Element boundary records
---

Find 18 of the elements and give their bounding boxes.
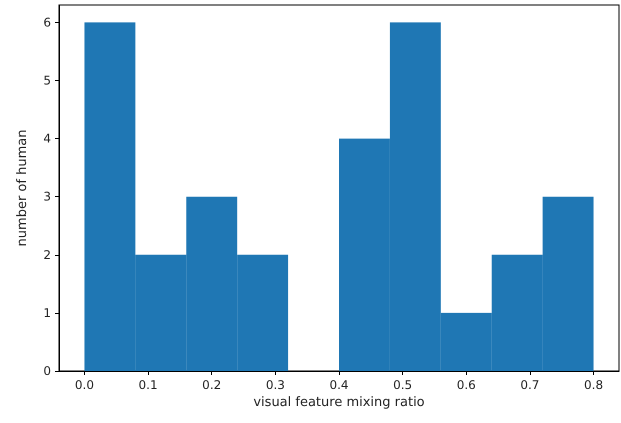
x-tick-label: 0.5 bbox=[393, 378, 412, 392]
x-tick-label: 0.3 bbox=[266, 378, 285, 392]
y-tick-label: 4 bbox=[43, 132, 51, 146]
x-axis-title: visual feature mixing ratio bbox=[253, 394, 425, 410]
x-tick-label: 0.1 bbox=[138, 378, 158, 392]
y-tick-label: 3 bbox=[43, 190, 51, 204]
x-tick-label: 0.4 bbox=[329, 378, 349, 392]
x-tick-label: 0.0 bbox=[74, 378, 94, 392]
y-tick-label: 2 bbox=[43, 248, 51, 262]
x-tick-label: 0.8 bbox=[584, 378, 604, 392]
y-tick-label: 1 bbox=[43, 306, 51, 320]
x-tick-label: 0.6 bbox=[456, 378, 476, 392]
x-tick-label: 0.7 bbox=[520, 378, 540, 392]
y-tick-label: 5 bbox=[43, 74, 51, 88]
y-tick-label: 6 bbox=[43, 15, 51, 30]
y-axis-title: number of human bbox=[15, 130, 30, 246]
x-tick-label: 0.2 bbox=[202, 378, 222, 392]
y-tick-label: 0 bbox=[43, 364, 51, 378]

---

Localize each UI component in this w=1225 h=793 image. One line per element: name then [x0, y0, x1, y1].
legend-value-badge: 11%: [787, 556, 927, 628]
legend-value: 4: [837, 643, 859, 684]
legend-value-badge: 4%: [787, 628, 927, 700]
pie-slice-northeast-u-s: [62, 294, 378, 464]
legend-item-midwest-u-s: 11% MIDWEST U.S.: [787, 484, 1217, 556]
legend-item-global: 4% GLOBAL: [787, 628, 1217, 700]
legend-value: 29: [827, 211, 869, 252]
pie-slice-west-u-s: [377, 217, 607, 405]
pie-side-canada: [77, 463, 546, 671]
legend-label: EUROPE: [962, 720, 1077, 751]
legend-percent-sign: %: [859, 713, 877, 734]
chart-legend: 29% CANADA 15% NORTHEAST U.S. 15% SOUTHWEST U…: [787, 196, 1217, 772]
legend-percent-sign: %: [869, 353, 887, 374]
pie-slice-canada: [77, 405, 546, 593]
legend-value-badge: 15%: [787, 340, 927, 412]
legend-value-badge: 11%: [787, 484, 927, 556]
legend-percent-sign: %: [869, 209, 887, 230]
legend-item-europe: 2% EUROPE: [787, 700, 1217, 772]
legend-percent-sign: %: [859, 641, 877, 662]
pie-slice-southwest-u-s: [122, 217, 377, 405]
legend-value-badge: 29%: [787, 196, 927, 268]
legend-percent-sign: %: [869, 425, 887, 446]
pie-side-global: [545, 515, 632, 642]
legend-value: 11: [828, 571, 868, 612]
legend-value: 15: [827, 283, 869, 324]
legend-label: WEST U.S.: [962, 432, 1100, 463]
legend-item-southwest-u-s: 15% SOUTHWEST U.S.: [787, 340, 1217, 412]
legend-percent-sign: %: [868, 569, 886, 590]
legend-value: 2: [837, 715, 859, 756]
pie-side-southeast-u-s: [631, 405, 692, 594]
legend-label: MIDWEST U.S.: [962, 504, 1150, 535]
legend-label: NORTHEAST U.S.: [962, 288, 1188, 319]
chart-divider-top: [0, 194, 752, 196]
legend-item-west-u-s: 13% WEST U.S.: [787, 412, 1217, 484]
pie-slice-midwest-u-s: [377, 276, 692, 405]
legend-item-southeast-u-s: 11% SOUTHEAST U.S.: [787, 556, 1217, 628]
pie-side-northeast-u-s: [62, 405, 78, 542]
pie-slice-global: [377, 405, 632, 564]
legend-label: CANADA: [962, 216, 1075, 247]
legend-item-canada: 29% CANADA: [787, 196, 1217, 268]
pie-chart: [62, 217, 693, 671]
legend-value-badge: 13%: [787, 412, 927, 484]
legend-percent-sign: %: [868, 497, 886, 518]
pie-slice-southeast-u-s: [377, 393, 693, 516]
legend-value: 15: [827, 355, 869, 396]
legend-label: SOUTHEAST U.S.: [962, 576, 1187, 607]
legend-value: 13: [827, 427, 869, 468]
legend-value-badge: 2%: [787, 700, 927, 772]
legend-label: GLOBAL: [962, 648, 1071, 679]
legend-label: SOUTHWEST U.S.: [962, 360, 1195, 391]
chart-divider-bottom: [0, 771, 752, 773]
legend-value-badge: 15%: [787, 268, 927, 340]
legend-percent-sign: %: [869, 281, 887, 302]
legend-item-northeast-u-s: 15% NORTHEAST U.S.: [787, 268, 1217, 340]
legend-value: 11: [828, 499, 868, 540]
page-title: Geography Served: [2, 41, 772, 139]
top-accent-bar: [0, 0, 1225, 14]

---

Can you copy out, word for word, the lines above from the one containing "Localize each UI" through the one containing "legend-value: 15: [827, 355, 869, 396]", with both of those lines included?

REPLY TO THE EXERCISE
Localize each UI component in this w=1225 h=793 image. One line per element: name then [x0, y0, x1, y1].
legend-value-badge: 11%: [787, 556, 927, 628]
legend-value: 4: [837, 643, 859, 684]
legend-value-badge: 4%: [787, 628, 927, 700]
pie-slice-northeast-u-s: [62, 294, 378, 464]
legend-item-midwest-u-s: 11% MIDWEST U.S.: [787, 484, 1217, 556]
legend-item-global: 4% GLOBAL: [787, 628, 1217, 700]
legend-value: 29: [827, 211, 869, 252]
pie-slice-west-u-s: [377, 217, 607, 405]
pie-side-canada: [77, 463, 546, 671]
legend-label: EUROPE: [962, 720, 1077, 751]
legend-percent-sign: %: [859, 713, 877, 734]
chart-legend: 29% CANADA 15% NORTHEAST U.S. 15% SOUTHWEST U…: [787, 196, 1217, 772]
legend-percent-sign: %: [869, 353, 887, 374]
pie-slice-canada: [77, 405, 546, 593]
legend-value-badge: 15%: [787, 340, 927, 412]
legend-value-badge: 11%: [787, 484, 927, 556]
legend-percent-sign: %: [869, 209, 887, 230]
legend-item-europe: 2% EUROPE: [787, 700, 1217, 772]
legend-percent-sign: %: [859, 641, 877, 662]
pie-slice-southwest-u-s: [122, 217, 377, 405]
legend-value-badge: 29%: [787, 196, 927, 268]
legend-percent-sign: %: [869, 425, 887, 446]
pie-side-global: [545, 515, 632, 642]
legend-value: 11: [828, 571, 868, 612]
legend-value: 15: [827, 283, 869, 324]
legend-label: WEST U.S.: [962, 432, 1100, 463]
legend-item-southwest-u-s: 15% SOUTHWEST U.S.: [787, 340, 1217, 412]
legend-percent-sign: %: [868, 569, 886, 590]
legend-value: 2: [837, 715, 859, 756]
pie-side-southeast-u-s: [631, 405, 692, 594]
legend-label: MIDWEST U.S.: [962, 504, 1150, 535]
legend-label: NORTHEAST U.S.: [962, 288, 1188, 319]
chart-divider-top: [0, 194, 752, 196]
legend-item-west-u-s: 13% WEST U.S.: [787, 412, 1217, 484]
pie-slice-midwest-u-s: [377, 276, 692, 405]
legend-item-southeast-u-s: 11% SOUTHEAST U.S.: [787, 556, 1217, 628]
pie-side-northeast-u-s: [62, 405, 78, 542]
pie-slice-global: [377, 405, 632, 564]
legend-label: CANADA: [962, 216, 1075, 247]
legend-item-canada: 29% CANADA: [787, 196, 1217, 268]
pie-chart: [62, 217, 693, 671]
legend-value-badge: 13%: [787, 412, 927, 484]
legend-percent-sign: %: [868, 497, 886, 518]
pie-slice-southeast-u-s: [377, 393, 693, 516]
legend-value: 15: [827, 355, 869, 396]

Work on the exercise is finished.